Collect every line of the records below that contains the word "COVER".

Stored records:
.....

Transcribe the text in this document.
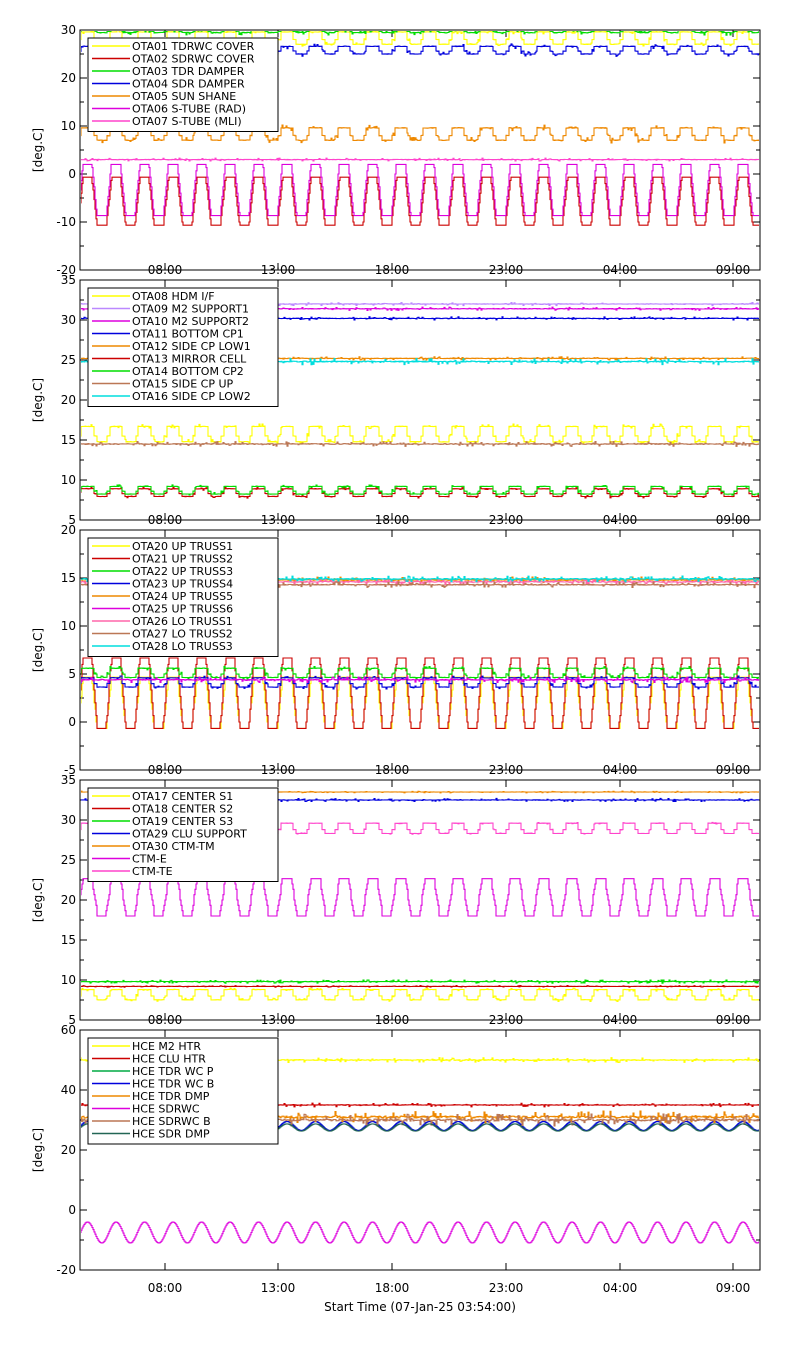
-20
-10
0
10
20
30
[deg.C]
OTA01 TDRWC COVER
OTA02 SDRWC COVER
OTA03 TDR DAMPER
OTA04 SDR DAMPER
OTA05 SUN SHANE
OTA06 S-TUBE (RAD)
OTA07 S-TUBE (MLI)
5
10
15
20
25
30
35
08:00	13:00	18:00	23:00	04:00	09:00
[deg.C]
OTA08 HDM I/F
OTA09 M2 SUPPORT1
OTA10 M2 SUPPORT2
OTA11 BOTTOM CP1
OTA12 SIDE CP LOW1
OTA13 MIRROR CELL
OTA14 BOTTOM CP2
OTA15 SIDE CP UP
OTA16 SIDE CP LOW2
-5
0
5
10
15
20
08:00	13:00	18:00	23:00	04:00	09:00
[deg.C]
OTA20 UP TRUSS1
OTA21 UP TRUSS2
OTA22 UP TRUSS3
OTA23 UP TRUSS4
OTA24 UP TRUSS5
OTA25 UP TRUSS6
OTA26 LO TRUSS1
OTA27 LO TRUSS2
OTA28 LO TRUSS3
5
10
15
20
25
30
35
08:00	13:00	18:00	23:00	04:00	09:00
[deg.C]
OTA17 CENTER S1
OTA18 CENTER S2
OTA19 CENTER S3
OTA29 CLU SUPPORT
OTA30 CTM-TM
CTM-E
CTM-TE
-20
0
20
40
60
08:00	13:00	18:00	23:00	04:00	09:00
[deg.C]
HCE M2 HTR
HCE CLU HTR
HCE TDR WC P
HCE TDR WC B
HCE TDR DMP
HCE SDRWC
HCE SDRWC B
HCE SDR DMP
08:00	13:00	18:00	23:00	04:00	09:00
Start Time (07-Jan-25 03:54:00)
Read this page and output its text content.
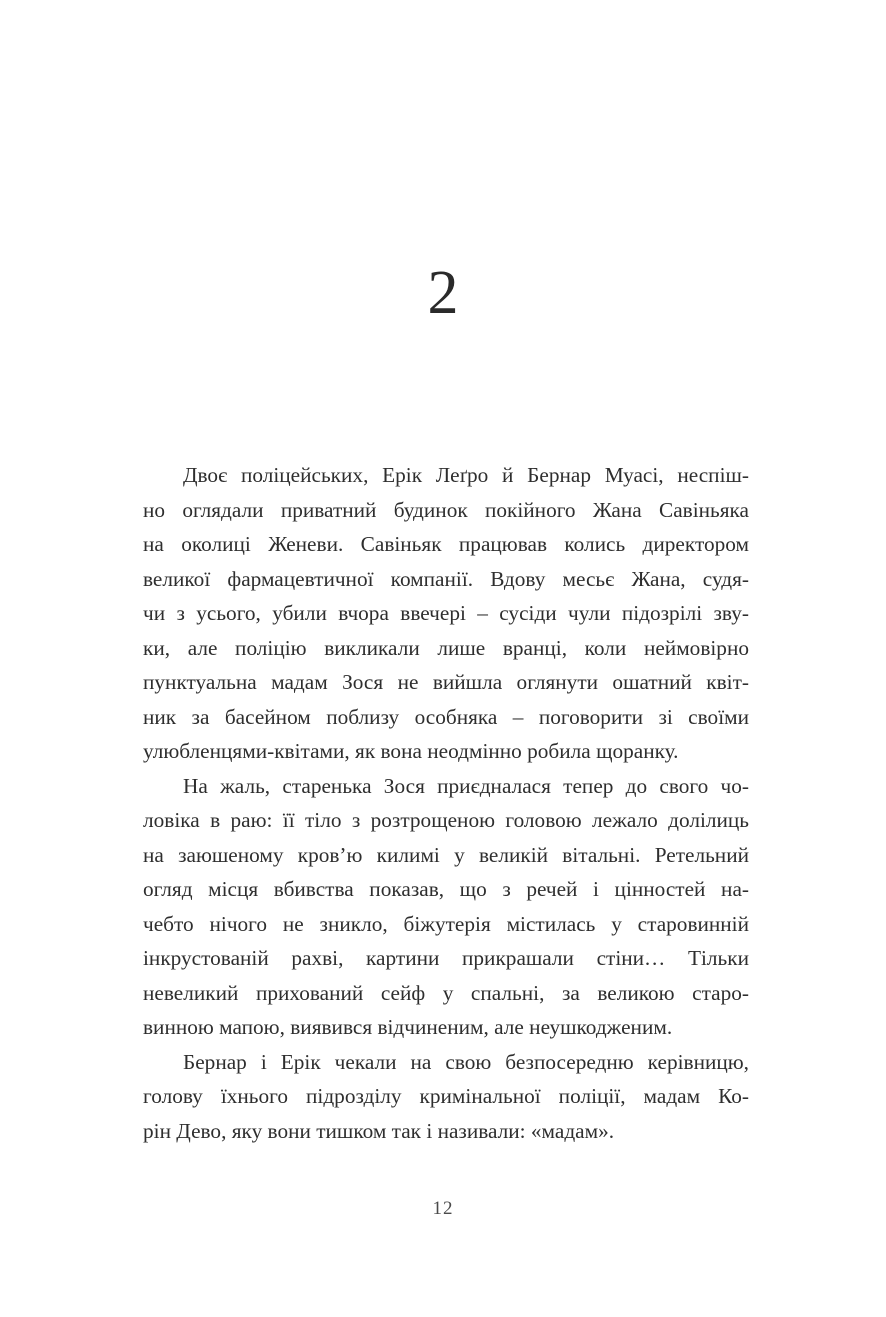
2
Двоє поліцейських, Ерік Леґро й Бернар Муасі, неспіш-
но оглядали приватний будинок покійного Жана Савіньяка
на околиці Женеви. Савіньяк працював колись директором
великої фармацевтичної компанії. Вдову месьє Жана, судя-
чи з усього, убили вчора ввечері – сусіди чули підозрілі зву-
ки, але поліцію викликали лише вранці, коли неймовірно
пунктуальна мадам Зося не вийшла оглянути ошатний квіт-
ник за басейном поблизу особняка – поговорити зі своїми
улюбленцями-квітами, як вона неодмінно робила щоранку.
На жаль, старенька Зося приєдналася тепер до свого чо-
ловіка в раю: її тіло з розтрощеною головою лежало долілиць
на заюшеному кров’ю килимі у великій вітальні. Ретельний
огляд місця вбивства показав, що з речей і цінностей на-
чебто нічого не зникло, біжутерія містилась у старовинній
інкрустованій рахві, картини прикрашали стіни… Тільки
невеликий прихований сейф у спальні, за великою старо-
винною мапою, виявився відчиненим, але неушкодженим.
Бернар і Ерік чекали на свою безпосередню керівницю,
голову їхнього підрозділу кримінальної поліції, мадам Ко-
рін Дево, яку вони тишком так і називали: «мадам».
12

.....

Written solution =>
OTA01 TDRWC COVER
OTA02 SDRWC COVER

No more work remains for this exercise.